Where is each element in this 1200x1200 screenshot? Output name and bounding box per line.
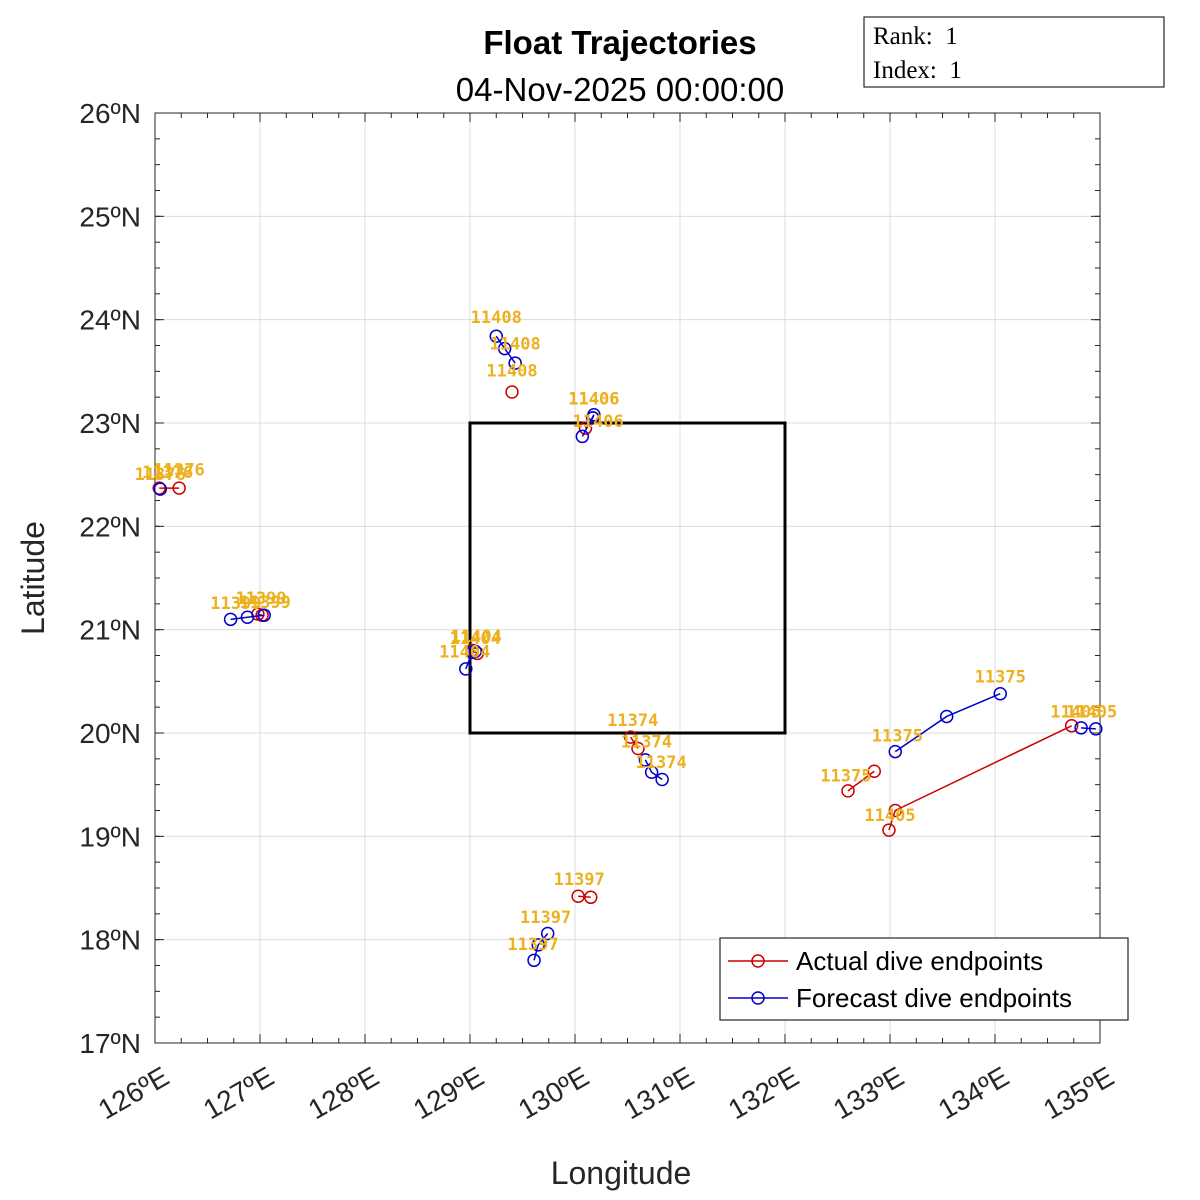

----

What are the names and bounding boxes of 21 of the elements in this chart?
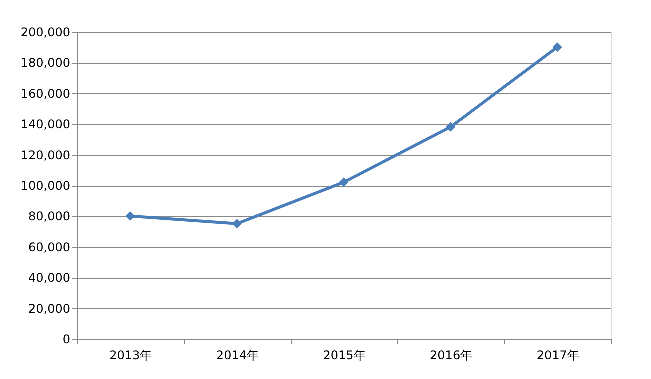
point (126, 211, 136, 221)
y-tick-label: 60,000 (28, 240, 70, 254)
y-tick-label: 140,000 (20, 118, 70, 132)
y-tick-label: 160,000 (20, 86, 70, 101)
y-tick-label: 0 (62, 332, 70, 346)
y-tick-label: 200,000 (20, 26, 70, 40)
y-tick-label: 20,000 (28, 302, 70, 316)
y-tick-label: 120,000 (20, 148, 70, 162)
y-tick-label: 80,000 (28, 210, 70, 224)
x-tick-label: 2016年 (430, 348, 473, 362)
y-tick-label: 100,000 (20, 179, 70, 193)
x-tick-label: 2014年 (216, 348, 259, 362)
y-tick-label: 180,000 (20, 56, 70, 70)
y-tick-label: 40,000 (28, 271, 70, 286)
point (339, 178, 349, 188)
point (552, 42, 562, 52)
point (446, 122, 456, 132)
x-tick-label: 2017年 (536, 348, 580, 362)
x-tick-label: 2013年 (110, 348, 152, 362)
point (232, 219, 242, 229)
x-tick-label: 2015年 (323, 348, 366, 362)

----

- **Exercise**
Repeat everything from "What are the" down to "x-tick-label: 2016年 (430, 348, 473, 362)" in the material, switching "point" to "marker" and changing nothing else. Leave the pictures out.

- **Correct output**
What are the names and bounding boxes of 21 of the elements in this chart?
marker (126, 211, 136, 221)
y-tick-label: 60,000 (28, 240, 70, 254)
y-tick-label: 140,000 (20, 118, 70, 132)
y-tick-label: 160,000 (20, 86, 70, 101)
y-tick-label: 0 (62, 332, 70, 346)
y-tick-label: 200,000 (20, 26, 70, 40)
y-tick-label: 20,000 (28, 302, 70, 316)
y-tick-label: 120,000 (20, 148, 70, 162)
y-tick-label: 80,000 (28, 210, 70, 224)
x-tick-label: 2016年 (430, 348, 473, 362)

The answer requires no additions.